>> Start

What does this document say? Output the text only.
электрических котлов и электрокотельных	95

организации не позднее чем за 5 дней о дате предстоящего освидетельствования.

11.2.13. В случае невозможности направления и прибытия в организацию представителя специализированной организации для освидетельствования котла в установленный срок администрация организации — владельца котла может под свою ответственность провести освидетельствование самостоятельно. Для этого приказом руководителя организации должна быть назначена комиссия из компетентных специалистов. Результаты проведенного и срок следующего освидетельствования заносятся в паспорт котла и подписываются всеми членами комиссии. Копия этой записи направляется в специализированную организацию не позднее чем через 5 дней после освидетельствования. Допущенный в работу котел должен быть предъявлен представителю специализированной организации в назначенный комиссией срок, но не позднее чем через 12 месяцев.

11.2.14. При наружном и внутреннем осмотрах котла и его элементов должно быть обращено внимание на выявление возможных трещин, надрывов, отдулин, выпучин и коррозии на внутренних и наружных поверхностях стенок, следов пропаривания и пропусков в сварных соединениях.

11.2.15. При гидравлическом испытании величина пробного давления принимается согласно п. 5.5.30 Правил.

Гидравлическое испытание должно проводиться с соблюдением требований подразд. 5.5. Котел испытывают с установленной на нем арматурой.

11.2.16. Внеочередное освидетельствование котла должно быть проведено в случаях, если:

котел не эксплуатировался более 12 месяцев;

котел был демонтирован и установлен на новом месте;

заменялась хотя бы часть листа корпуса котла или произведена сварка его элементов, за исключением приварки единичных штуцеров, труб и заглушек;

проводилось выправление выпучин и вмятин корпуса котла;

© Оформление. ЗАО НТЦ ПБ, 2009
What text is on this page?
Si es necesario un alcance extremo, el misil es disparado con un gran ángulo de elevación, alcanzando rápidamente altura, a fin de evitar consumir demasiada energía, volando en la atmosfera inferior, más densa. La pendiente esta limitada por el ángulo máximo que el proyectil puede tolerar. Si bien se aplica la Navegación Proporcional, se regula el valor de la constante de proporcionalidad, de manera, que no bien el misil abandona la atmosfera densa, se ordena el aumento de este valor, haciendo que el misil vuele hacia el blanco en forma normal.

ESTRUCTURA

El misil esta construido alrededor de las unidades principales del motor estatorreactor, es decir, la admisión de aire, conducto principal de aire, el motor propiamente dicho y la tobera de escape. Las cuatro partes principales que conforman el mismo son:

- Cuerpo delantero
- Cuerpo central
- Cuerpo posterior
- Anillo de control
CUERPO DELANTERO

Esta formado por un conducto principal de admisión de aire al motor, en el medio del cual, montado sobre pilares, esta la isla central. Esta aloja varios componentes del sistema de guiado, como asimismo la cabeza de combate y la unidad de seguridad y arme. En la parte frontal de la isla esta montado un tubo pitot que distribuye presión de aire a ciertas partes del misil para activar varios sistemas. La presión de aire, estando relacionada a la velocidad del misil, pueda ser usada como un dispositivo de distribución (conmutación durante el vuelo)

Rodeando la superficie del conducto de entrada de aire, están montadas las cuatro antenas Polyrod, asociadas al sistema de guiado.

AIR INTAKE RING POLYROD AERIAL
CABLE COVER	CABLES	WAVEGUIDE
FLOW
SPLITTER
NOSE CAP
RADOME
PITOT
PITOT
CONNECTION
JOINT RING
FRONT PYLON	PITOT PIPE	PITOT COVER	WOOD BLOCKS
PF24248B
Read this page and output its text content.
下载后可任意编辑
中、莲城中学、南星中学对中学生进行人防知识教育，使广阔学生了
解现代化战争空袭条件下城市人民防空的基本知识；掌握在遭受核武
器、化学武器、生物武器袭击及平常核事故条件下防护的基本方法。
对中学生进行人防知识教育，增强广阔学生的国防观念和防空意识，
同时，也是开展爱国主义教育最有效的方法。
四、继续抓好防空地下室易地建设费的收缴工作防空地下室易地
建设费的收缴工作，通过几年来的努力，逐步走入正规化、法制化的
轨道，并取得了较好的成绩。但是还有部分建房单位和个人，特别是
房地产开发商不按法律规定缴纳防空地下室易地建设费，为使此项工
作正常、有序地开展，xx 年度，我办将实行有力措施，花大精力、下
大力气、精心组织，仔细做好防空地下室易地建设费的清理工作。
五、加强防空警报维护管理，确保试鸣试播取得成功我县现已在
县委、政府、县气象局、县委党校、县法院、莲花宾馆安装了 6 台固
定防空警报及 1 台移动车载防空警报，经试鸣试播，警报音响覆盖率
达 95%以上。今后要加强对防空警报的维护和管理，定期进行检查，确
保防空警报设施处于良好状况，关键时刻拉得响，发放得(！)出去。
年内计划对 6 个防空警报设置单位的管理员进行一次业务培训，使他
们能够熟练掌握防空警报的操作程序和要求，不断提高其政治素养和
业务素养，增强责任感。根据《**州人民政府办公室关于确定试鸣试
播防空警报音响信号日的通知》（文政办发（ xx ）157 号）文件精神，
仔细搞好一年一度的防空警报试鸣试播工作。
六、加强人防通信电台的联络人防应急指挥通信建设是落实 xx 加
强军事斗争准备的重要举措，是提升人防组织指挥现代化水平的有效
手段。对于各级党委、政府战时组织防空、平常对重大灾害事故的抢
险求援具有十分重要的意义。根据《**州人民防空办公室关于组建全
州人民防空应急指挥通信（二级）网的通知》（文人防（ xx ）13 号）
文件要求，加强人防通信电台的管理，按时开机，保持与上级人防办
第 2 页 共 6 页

>> End

» **Work instructions**
Please retype, exactly as written, every line from the line containing "Read this page and output its text content." through the last line of the records above, including both of those lines, and nothing else.

» **Exercise solution**
Read this page and output its text content.
下载后可任意编辑
中、莲城中学、南星中学对中学生进行人防知识教育，使广阔学生了
解现代化战争空袭条件下城市人民防空的基本知识；掌握在遭受核武
器、化学武器、生物武器袭击及平常核事故条件下防护的基本方法。
对中学生进行人防知识教育，增强广阔学生的国防观念和防空意识，
同时，也是开展爱国主义教育最有效的方法。
四、继续抓好防空地下室易地建设费的收缴工作防空地下室易地
建设费的收缴工作，通过几年来的努力，逐步走入正规化、法制化的
轨道，并取得了较好的成绩。但是还有部分建房单位和个人，特别是
房地产开发商不按法律规定缴纳防空地下室易地建设费，为使此项工
作正常、有序地开展，xx 年度，我办将实行有力措施，花大精力、下
大力气、精心组织，仔细做好防空地下室易地建设费的清理工作。
五、加强防空警报维护管理，确保试鸣试播取得成功我县现已在
县委、政府、县气象局、县委党校、县法院、莲花宾馆安装了 6 台固
定防空警报及 1 台移动车载防空警报，经试鸣试播，警报音响覆盖率
达 95%以上。今后要加强对防空警报的维护和管理，定期进行检查，确
保防空警报设施处于良好状况，关键时刻拉得响，发放得(！)出去。
年内计划对 6 个防空警报设置单位的管理员进行一次业务培训，使他
们能够熟练掌握防空警报的操作程序和要求，不断提高其政治素养和
业务素养，增强责任感。根据《**州人民政府办公室关于确定试鸣试
播防空警报音响信号日的通知》（文政办发（ xx ）157 号）文件精神，
仔细搞好一年一度的防空警报试鸣试播工作。
六、加强人防通信电台的联络人防应急指挥通信建设是落实 xx 加
强军事斗争准备的重要举措，是提升人防组织指挥现代化水平的有效
手段。对于各级党委、政府战时组织防空、平常对重大灾害事故的抢
险求援具有十分重要的意义。根据《**州人民防空办公室关于组建全
州人民防空应急指挥通信（二级）网的通知》（文人防（ xx ）13 号）
文件要求，加强人防通信电台的管理，按时开机，保持与上级人防办
第 2 页 共 6 页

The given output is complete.